CHALLENGE:
Each entry needs to be restated exactly as written.

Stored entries
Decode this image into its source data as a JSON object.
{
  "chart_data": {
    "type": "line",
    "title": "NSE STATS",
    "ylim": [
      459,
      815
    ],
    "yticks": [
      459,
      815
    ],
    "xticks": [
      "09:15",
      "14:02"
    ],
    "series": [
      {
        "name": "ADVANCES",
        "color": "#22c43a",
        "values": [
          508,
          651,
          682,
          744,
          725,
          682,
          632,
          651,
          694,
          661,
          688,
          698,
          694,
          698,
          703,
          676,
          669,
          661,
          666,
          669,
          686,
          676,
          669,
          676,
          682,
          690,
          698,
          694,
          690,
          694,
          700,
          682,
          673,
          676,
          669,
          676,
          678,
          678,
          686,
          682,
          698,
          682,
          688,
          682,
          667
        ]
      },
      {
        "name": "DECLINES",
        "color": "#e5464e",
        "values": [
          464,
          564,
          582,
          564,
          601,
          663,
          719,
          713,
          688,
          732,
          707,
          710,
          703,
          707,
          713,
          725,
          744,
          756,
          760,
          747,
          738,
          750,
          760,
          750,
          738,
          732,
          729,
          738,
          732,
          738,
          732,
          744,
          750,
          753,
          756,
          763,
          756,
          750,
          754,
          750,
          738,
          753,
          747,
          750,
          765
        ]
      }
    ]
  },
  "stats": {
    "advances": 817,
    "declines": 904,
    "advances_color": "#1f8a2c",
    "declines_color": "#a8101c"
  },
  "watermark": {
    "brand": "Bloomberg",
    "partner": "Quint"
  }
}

RESPONSE TO THE TASK:
Decode this image into its source data as a JSON object.
{
  "chart_data": {
    "type": "line",
    "title": "NSE STATS",
    "ylim": [
      459,
      815
    ],
    "yticks": [
      459,
      815
    ],
    "xticks": [
      "09:15",
      "14:02"
    ],
    "series": [
      {
        "name": "ADVANCES",
        "color": "#22c43a",
        "values": [
          508,
          651,
          682,
          744,
          725,
          682,
          632,
          651,
          694,
          661,
          688,
          698,
          694,
          698,
          703,
          676,
          669,
          661,
          666,
          669,
          686,
          676,
          669,
          676,
          682,
          690,
          698,
          694,
          690,
          694,
          700,
          682,
          673,
          676,
          669,
          676,
          678,
          678,
          686,
          682,
          698,
          682,
          688,
          682,
          667
        ]
      },
      {
        "name": "DECLINES",
        "color": "#e5464e",
        "values": [
          464,
          564,
          582,
          564,
          601,
          663,
          719,
          713,
          688,
          732,
          707,
          710,
          703,
          707,
          713,
          725,
          744,
          756,
          760,
          747,
          738,
          750,
          760,
          750,
          738,
          732,
          729,
          738,
          732,
          738,
          732,
          744,
          750,
          753,
          756,
          763,
          756,
          750,
          754,
          750,
          738,
          753,
          747,
          750,
          765
        ]
      }
    ]
  },
  "stats": {
    "advances": 817,
    "declines": 904,
    "advances_color": "#1f8a2c",
    "declines_color": "#a8101c"
  },
  "watermark": {
    "brand": "Bloomberg",
    "partner": "Quint"
  }
}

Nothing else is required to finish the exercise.